▸ **Text excerpt**:
☆ ☆ ☆ ☆

4. CERTAIN COVENANTS AND ACKNOWLEDGMENTS.
a. Transfer Restrictions. The Buyer acknowledges that (1) the
Preferred Stock has not been and is not being registered under the provisions of
the 1933 Act and, except as provided in the Registration Rights Agreement, the
Shares have not been and are not being registered under the 1933 Act, and may
not be transferred unless (A) subsequently registered thereunder or (B) the
Buyer shall have delivered to the Company an opinion of counsel, reasonably
satisfactory in form, scope and substance to the Company, to the effect that the
Securities to be sold or transferred may be sold or transferred pursuant to an
exemption from such registration; (2) any sale of the Securities made in
reliance on Rule 144 promulgated under the 1933 Act may be made only in
accordance with the terms of said Rule and further, if said Rule is not
applicable, any resale of such Securities under circumstances in which the
seller, or the person through whom the sale is made, may be deemed to be an
underwriter, as that term is used in the 1933 Act, may require compliance with
some other exemption under the 1933 Act or the rules and
8
regulations of the SEC thereunder; and (3) neither the Company nor any other
person is under any obligation to register the Securities (other than pursuant
to the Registration Rights Agreement) under the 1933 Act or to comply with the
terms and conditions of any exemption thereunder.

☆ ☆ ☆ ☆

▸ **Given data**:
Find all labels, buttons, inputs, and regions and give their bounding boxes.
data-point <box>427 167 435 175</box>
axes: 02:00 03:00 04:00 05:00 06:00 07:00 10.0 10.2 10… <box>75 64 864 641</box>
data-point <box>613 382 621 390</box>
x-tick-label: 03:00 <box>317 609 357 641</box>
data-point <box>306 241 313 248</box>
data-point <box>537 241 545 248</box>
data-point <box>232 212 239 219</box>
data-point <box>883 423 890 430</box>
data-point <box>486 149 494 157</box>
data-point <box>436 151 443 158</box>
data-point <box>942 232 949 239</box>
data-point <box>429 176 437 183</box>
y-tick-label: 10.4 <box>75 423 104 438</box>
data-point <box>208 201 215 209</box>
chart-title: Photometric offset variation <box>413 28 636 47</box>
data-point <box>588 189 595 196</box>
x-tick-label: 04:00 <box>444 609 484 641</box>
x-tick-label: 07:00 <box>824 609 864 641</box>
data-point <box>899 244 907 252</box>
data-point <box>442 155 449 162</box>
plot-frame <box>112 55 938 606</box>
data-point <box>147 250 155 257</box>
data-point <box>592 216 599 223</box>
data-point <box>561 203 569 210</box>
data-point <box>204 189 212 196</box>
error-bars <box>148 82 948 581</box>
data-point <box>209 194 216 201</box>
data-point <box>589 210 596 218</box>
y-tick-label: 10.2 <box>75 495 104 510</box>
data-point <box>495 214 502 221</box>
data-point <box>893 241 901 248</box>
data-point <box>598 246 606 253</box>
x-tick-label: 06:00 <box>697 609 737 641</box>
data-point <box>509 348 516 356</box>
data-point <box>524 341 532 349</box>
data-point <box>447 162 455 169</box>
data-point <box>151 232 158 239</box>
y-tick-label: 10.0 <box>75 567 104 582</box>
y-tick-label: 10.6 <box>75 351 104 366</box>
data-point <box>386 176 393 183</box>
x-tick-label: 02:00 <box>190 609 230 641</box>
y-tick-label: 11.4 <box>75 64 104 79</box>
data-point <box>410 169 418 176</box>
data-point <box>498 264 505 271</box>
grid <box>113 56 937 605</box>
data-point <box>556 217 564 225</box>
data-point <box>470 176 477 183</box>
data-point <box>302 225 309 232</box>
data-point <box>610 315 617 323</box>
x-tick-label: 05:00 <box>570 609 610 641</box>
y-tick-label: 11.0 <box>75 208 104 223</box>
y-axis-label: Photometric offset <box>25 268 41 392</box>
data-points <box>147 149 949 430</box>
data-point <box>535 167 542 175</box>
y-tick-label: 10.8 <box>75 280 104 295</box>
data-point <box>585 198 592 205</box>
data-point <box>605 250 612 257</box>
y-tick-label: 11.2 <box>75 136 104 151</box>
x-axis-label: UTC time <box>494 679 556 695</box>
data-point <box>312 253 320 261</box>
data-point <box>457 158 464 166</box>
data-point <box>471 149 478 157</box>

☆ ☆ ☆ ☆

▸ **Exercise requirements**: In the transfer restrictions clause, under which rule must a sale of the Securities made in reliance on it follow that rule's terms?

▸ **Right answer**: Rule 144, promulgated under the 1933 Act.